►
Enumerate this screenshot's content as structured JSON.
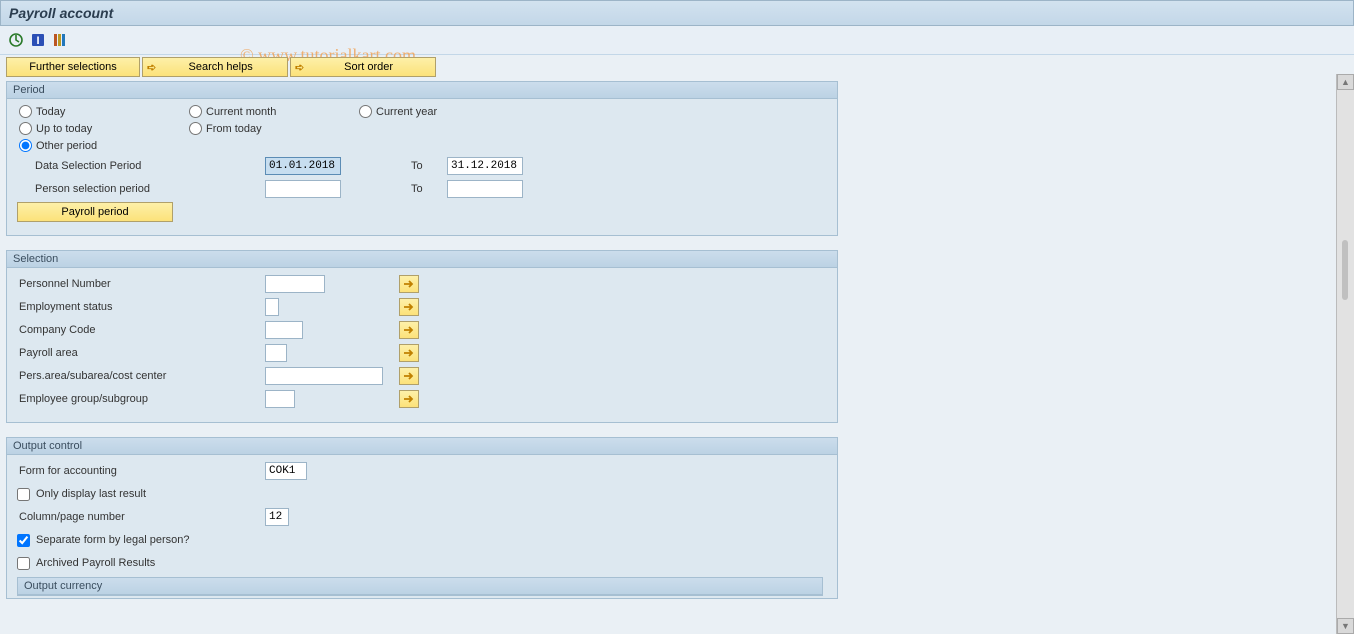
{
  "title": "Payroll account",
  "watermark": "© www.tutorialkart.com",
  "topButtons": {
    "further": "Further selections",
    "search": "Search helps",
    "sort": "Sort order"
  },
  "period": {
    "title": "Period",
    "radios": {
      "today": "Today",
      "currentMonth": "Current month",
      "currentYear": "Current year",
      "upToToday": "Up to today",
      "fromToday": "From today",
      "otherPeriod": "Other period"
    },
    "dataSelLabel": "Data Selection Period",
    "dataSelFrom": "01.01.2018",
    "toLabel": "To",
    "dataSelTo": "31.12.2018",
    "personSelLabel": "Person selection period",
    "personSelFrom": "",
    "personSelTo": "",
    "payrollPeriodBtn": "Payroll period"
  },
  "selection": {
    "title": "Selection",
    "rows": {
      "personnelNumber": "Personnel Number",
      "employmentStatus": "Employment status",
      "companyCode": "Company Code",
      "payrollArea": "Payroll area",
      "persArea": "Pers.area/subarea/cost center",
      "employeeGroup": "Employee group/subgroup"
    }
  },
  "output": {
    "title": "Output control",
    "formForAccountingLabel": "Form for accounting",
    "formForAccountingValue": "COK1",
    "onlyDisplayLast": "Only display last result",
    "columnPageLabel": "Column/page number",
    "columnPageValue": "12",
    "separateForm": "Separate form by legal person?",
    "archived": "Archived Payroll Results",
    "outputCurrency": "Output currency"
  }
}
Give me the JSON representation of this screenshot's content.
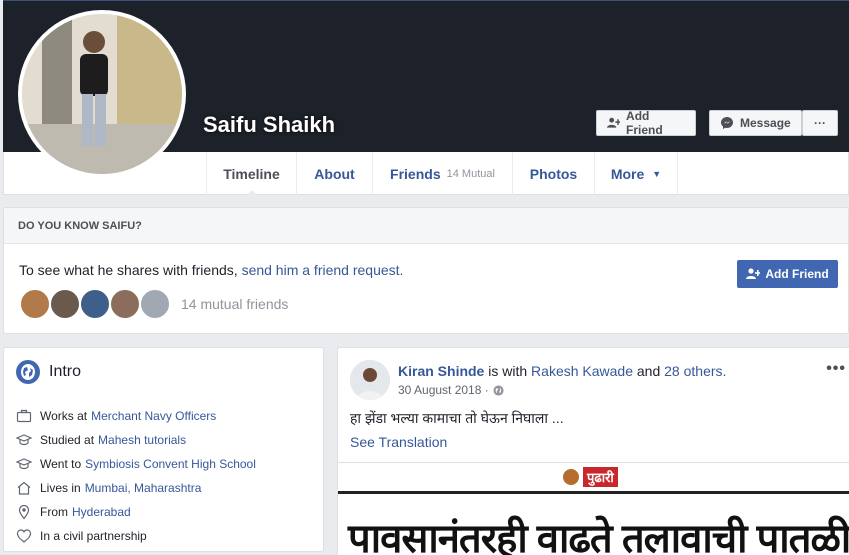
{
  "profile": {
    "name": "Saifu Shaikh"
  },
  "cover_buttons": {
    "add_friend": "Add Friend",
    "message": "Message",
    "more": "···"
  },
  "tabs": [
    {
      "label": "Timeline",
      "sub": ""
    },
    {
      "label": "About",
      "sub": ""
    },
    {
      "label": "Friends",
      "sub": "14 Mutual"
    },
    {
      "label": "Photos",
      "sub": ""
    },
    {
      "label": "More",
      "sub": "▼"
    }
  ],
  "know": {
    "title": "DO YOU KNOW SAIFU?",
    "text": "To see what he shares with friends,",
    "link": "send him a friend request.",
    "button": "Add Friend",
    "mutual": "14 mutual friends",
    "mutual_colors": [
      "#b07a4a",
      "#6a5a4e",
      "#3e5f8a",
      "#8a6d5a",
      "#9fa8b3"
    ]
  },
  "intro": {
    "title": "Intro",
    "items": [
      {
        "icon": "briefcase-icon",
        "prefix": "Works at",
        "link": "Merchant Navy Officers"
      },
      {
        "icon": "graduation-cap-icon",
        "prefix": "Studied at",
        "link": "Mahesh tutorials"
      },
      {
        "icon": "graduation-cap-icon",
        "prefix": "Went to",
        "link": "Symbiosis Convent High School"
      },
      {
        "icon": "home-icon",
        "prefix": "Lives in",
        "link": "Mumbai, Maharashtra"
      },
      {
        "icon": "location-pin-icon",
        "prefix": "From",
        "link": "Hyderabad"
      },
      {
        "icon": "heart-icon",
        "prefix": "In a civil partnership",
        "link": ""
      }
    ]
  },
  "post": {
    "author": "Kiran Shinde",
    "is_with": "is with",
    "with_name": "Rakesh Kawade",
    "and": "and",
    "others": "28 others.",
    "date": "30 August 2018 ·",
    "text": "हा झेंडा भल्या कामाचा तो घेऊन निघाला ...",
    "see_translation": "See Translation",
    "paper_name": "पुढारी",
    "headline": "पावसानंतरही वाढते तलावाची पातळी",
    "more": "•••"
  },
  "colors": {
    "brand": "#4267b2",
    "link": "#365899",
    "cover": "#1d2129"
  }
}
◄
● **WRITTEN REQUEST**
In the records above, find each line with the word "this" and copy it.

● **ANSWER IN FULL**
Enumerate this screenshot's content as structured JSON.
Give me the JSON representation of this screenshot's content.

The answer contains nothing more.